THE PROBLEM — Within this material, how many lines have the string "write" in them? The answer is a number, with nothing added.

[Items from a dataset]
────
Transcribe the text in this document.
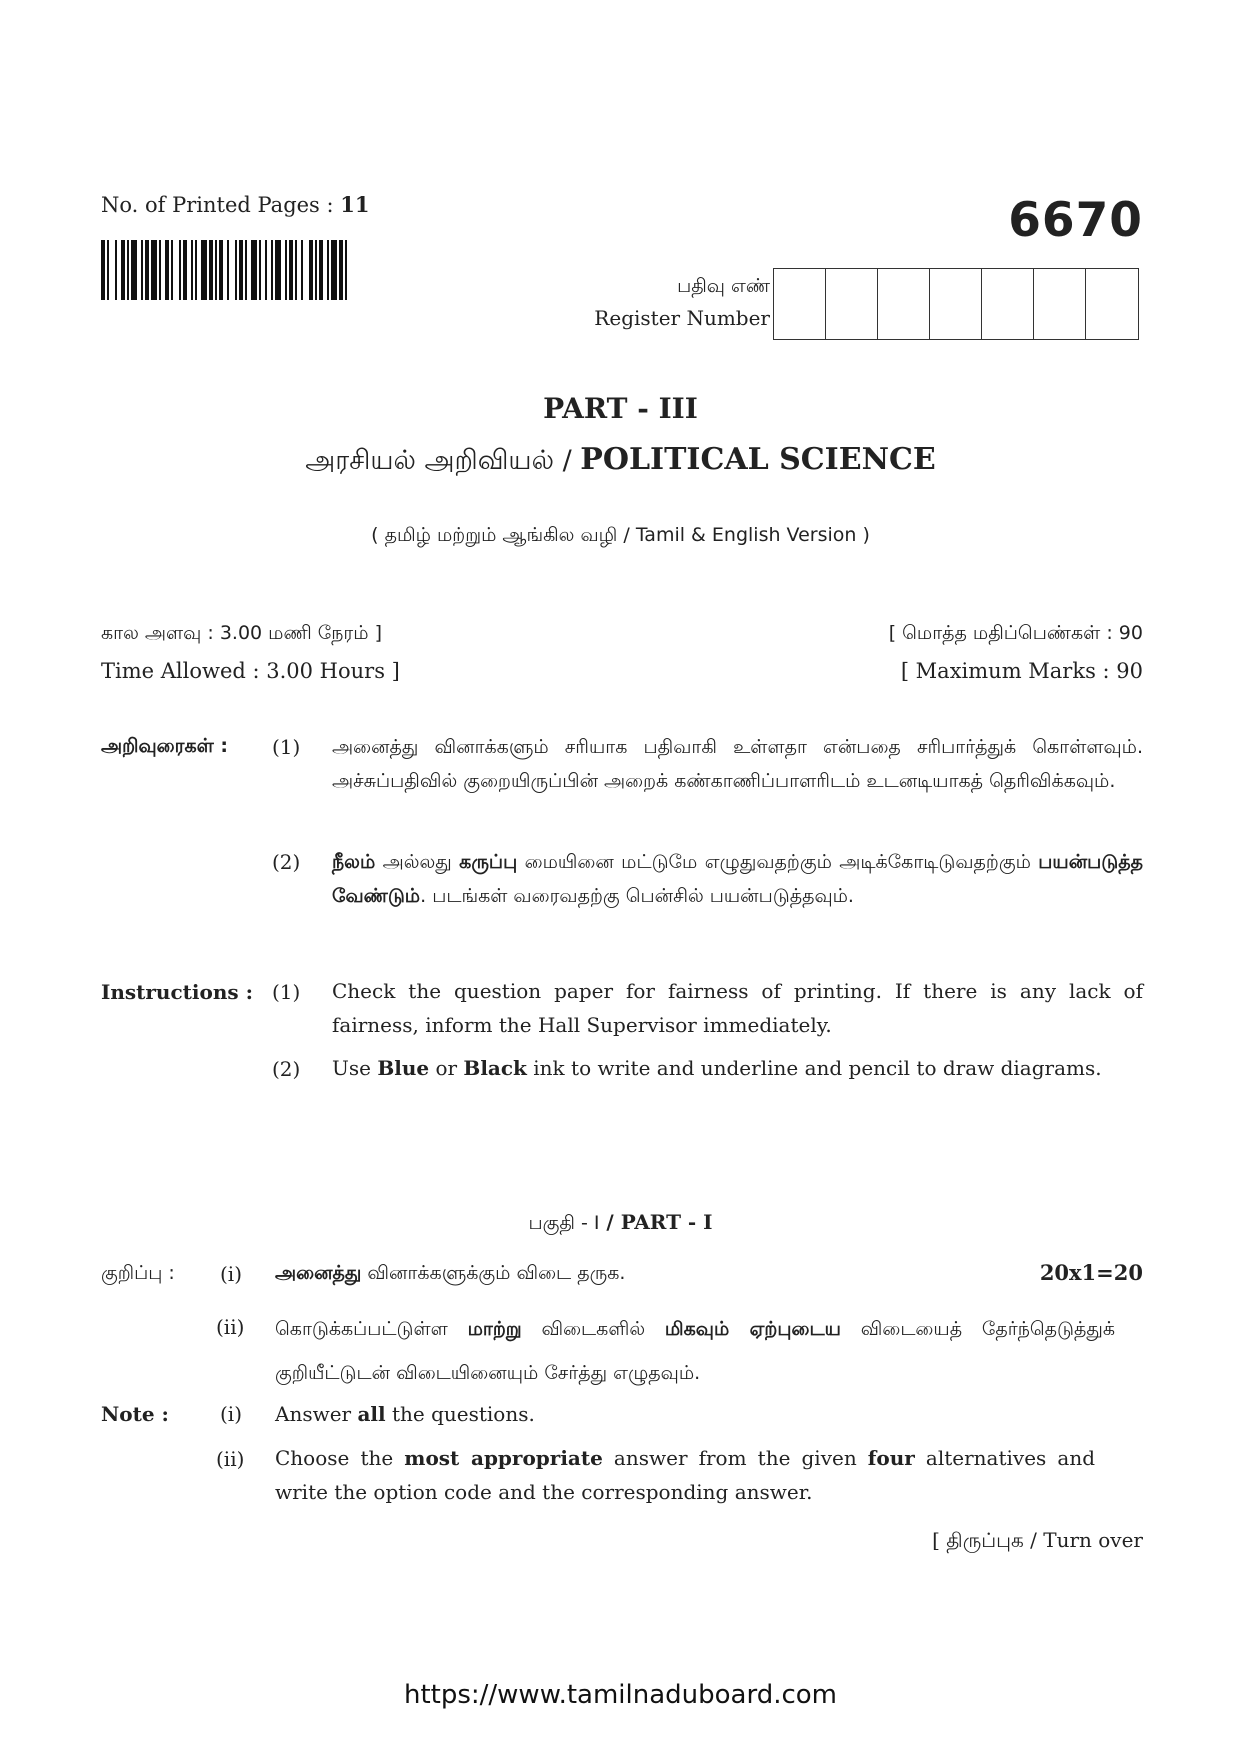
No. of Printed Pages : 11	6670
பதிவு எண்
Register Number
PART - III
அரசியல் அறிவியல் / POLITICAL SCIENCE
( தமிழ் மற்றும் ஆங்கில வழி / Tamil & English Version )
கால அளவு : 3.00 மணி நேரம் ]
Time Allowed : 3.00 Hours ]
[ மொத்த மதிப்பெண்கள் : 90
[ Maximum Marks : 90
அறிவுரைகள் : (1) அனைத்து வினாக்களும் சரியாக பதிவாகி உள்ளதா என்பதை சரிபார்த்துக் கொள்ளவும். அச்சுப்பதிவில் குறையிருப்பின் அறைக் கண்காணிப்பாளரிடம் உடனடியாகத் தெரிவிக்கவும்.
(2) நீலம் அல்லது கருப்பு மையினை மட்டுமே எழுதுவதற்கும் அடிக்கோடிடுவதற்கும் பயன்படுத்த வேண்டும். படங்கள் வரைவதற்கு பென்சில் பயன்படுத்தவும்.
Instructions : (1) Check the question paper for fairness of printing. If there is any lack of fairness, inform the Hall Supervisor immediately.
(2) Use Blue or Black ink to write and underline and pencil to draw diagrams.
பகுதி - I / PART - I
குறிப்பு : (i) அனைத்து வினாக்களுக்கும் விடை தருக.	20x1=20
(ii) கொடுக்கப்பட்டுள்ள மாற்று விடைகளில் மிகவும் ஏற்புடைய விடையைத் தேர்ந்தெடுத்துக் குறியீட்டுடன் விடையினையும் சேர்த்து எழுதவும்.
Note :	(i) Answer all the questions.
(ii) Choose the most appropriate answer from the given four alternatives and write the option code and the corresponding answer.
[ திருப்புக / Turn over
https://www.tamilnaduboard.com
────
ANSWER IN FULL — 2